_What to produce:_
Using the listing below, please gather every line containing the word "data".

_Given records:_
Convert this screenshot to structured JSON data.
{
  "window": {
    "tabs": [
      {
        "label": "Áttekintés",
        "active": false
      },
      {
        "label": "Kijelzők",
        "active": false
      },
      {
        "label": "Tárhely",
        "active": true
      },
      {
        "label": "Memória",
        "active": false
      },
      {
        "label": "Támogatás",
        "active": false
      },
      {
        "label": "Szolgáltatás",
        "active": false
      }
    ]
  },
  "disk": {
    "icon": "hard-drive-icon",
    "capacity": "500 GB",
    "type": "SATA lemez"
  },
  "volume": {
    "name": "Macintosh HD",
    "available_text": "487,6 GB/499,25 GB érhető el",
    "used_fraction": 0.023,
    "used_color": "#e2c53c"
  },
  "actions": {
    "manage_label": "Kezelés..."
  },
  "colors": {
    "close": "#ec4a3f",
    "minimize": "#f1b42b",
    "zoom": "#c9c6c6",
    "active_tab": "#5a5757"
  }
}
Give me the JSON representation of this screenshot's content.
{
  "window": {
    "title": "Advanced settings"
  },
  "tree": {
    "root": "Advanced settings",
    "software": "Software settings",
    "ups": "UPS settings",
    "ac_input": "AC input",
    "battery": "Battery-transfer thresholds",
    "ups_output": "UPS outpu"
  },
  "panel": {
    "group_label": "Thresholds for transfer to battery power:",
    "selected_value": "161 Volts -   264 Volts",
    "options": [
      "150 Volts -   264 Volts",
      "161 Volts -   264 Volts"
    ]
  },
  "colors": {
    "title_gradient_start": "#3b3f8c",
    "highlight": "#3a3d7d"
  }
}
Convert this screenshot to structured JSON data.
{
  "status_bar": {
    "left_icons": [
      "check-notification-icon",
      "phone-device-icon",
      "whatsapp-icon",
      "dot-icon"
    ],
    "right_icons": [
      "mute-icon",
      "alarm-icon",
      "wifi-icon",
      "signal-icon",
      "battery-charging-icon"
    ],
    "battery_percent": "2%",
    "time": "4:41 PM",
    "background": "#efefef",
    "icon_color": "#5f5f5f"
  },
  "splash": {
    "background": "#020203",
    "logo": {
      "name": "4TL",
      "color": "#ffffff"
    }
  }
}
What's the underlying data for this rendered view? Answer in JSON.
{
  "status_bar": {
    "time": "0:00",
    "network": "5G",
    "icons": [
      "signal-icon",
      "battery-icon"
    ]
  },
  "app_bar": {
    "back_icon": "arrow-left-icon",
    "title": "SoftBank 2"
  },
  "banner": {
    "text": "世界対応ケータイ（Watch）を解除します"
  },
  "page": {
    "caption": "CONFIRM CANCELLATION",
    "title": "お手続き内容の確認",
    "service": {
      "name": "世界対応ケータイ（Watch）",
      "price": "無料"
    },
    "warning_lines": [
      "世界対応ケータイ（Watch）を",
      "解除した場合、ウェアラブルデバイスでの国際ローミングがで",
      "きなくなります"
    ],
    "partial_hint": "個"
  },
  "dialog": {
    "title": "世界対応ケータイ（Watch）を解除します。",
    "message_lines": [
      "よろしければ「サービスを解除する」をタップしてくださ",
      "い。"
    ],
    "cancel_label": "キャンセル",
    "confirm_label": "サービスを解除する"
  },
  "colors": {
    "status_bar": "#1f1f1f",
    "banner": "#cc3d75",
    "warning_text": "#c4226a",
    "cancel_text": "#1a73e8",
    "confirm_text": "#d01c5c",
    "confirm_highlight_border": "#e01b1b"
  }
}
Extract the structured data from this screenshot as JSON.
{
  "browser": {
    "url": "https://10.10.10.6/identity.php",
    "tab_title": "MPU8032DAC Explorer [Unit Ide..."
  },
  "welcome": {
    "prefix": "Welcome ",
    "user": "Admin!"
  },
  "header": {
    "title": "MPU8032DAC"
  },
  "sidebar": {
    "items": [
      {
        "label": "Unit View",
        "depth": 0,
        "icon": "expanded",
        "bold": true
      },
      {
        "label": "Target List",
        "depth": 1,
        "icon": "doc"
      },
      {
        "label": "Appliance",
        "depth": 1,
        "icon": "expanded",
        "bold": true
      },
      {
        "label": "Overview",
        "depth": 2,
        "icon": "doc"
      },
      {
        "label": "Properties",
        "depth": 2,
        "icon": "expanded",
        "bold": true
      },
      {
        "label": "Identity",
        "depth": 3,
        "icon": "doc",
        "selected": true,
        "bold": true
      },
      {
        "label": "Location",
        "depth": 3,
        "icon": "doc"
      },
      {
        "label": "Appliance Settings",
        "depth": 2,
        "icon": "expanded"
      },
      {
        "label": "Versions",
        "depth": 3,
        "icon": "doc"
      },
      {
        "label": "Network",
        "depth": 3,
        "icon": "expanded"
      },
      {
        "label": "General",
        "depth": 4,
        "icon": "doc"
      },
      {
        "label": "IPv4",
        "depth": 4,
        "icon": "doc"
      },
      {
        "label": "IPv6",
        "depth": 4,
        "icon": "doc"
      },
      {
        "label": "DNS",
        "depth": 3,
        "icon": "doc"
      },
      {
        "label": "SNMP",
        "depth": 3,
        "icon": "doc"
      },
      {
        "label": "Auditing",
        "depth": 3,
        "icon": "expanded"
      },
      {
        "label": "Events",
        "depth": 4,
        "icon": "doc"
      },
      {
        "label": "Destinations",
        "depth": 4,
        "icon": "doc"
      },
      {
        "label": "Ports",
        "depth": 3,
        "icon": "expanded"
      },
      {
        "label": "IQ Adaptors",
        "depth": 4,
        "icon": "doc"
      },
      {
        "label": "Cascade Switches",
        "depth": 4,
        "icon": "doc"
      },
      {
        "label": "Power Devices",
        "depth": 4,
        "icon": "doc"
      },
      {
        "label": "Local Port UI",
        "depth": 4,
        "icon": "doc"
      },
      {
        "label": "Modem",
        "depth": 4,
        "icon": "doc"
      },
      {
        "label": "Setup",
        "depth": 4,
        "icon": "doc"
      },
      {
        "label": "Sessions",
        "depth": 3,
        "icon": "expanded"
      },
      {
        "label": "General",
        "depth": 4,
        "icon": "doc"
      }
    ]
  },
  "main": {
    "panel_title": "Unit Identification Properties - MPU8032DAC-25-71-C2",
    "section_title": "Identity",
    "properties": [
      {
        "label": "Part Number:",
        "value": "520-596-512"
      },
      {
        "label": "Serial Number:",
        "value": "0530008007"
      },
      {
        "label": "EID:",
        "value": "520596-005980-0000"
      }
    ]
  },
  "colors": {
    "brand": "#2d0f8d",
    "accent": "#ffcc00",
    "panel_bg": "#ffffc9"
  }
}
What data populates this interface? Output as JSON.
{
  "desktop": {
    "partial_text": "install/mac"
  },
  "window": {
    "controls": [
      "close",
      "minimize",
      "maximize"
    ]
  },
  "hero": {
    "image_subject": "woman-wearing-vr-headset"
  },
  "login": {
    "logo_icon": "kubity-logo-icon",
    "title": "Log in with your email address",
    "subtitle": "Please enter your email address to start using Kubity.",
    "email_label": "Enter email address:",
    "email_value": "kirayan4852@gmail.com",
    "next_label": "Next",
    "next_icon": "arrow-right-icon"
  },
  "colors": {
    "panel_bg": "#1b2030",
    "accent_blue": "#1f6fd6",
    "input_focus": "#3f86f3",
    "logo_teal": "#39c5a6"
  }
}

_Correct response:_
Convert this screenshot to structured JSON data.
Convert this screenshot to structured JSON data.
What's the underlying data for this rendered view? Answer in JSON.
Extract the structured data from this screenshot as JSON.
What data populates this interface? Output as JSON.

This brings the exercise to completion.